◆ Problem to solve: Find the lines containing the word "пространстве" and copy every one of them.

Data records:
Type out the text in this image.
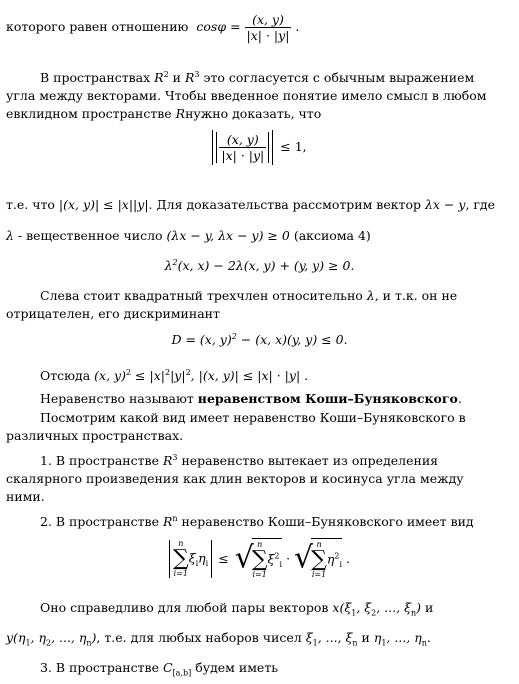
которого равен отношению $\cos\varphi = \frac{(x, y)}{|x| \cdot |y|}$ .
В пространствах $R^2$ и $R^3$ это согласуется с обычным выражением
угла между векторами. Чтобы введенное понятие имело смысл в любом
евклидном пространстве Rнужно доказать, что
$\frac{(x, y)}{|x| \cdot |y|} \le 1$,
т.е. что |(x, y)| ≤ |x||y|. Для доказательства рассмотрим вектор λx − y, где
λ - вещественное число (λx − y, λx − y) ≥ 0 (аксиома 4)
$\lambda^2(x$, x) − 2λ(x, y) + (y, y) ≥ 0.
Слева стоит квадратный трехчлен относительно λ, и т.к. он не
отрицателен, его дискриминант
D = (x, y)$^2$ − (x, x)(y, y) ≤ 0.
Отсюда (x, $y)^2 \le |x|^2|y|^2$, |(x, y)| ≤ |x| · |y| .
Неравенство называют неравенством Коши–Буняковского.
Посмотрим какой вид имеет неравенство Коши–Буняковского в
различных пространствах.
1. В пространстве $R^3$ неравенство вытекает из определения
скалярного произведения как длин векторов и косинуса угла между
ними.
2. В пространстве $R^n$ неравенство Коши–Буняковского имеет вид
n
∑
i=1
$\xi_i\eta_i$ ≤ √ n
∑
i=1
$\xi^2_i$ · √ n
∑
i=1
$\eta^2_i$ .
Оно справедливо для любой пары векторов $x(\xi_1$, $\xi_2$, ..., $\xi_n$) и
$y(\eta_1$, $\eta_2$, ..., $\eta_n$), т.е. для любых наборов чисел $\xi_1$, ..., $\xi_n$ и $\eta_1$, ..., $\eta_n$.
3. В пространстве $C_{[a,b]}$ будем иметь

◆ Output for this exercise:
евклидном пространстве Rнужно доказать, что
1. В пространстве $R^3$ неравенство вытекает из определения
2. В пространстве $R^n$ неравенство Коши–Буняковского имеет вид
3. В пространстве $C_{[a,b]}$ будем иметь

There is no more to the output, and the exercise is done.